Beginning with the line where "Convert this document image to plain text." appears, restate the lines word for word through the last one in the listing.

** begin Dataset records **

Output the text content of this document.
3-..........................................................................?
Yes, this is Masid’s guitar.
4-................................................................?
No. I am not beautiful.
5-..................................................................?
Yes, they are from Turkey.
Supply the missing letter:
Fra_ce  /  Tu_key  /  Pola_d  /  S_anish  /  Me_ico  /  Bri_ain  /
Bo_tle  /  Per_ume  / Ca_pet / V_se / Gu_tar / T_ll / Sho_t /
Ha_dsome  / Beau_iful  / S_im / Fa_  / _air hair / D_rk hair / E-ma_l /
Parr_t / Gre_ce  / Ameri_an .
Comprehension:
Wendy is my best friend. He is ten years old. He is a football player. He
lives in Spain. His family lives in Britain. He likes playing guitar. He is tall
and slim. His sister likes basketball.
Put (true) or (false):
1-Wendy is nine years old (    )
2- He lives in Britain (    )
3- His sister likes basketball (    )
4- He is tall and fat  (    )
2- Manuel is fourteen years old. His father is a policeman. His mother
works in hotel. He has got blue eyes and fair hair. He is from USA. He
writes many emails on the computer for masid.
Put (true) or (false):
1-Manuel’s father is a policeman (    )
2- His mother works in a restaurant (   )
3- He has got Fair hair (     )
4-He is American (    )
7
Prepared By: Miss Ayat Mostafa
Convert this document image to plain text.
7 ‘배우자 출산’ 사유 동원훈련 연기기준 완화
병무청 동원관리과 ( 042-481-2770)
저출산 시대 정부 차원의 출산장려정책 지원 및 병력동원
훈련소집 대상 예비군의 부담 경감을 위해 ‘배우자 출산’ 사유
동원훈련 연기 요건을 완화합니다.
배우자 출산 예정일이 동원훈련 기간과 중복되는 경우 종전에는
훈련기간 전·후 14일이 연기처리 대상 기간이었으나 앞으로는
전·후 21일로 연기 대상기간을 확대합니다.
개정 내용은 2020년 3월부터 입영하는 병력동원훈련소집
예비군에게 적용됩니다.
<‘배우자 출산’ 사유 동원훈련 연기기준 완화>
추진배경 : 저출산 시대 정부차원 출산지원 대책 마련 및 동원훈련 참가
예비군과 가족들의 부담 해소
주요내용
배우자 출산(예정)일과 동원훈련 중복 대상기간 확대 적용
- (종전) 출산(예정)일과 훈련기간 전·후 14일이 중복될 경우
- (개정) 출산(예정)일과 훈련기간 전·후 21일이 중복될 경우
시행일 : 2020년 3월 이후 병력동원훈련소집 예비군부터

** end Dataset records **

■ **Solved exercise**
Convert this document image to plain text.
7 ‘배우자 출산’ 사유 동원훈련 연기기준 완화
병무청 동원관리과 ( 042-481-2770)
저출산 시대 정부 차원의 출산장려정책 지원 및 병력동원
훈련소집 대상 예비군의 부담 경감을 위해 ‘배우자 출산’ 사유
동원훈련 연기 요건을 완화합니다.
배우자 출산 예정일이 동원훈련 기간과 중복되는 경우 종전에는
훈련기간 전·후 14일이 연기처리 대상 기간이었으나 앞으로는
전·후 21일로 연기 대상기간을 확대합니다.
개정 내용은 2020년 3월부터 입영하는 병력동원훈련소집
예비군에게 적용됩니다.
<‘배우자 출산’ 사유 동원훈련 연기기준 완화>
추진배경 : 저출산 시대 정부차원 출산지원 대책 마련 및 동원훈련 참가
예비군과 가족들의 부담 해소
주요내용
배우자 출산(예정)일과 동원훈련 중복 대상기간 확대 적용
- (종전) 출산(예정)일과 훈련기간 전·후 14일이 중복될 경우
- (개정) 출산(예정)일과 훈련기간 전·후 21일이 중복될 경우
시행일 : 2020년 3월 이후 병력동원훈련소집 예비군부터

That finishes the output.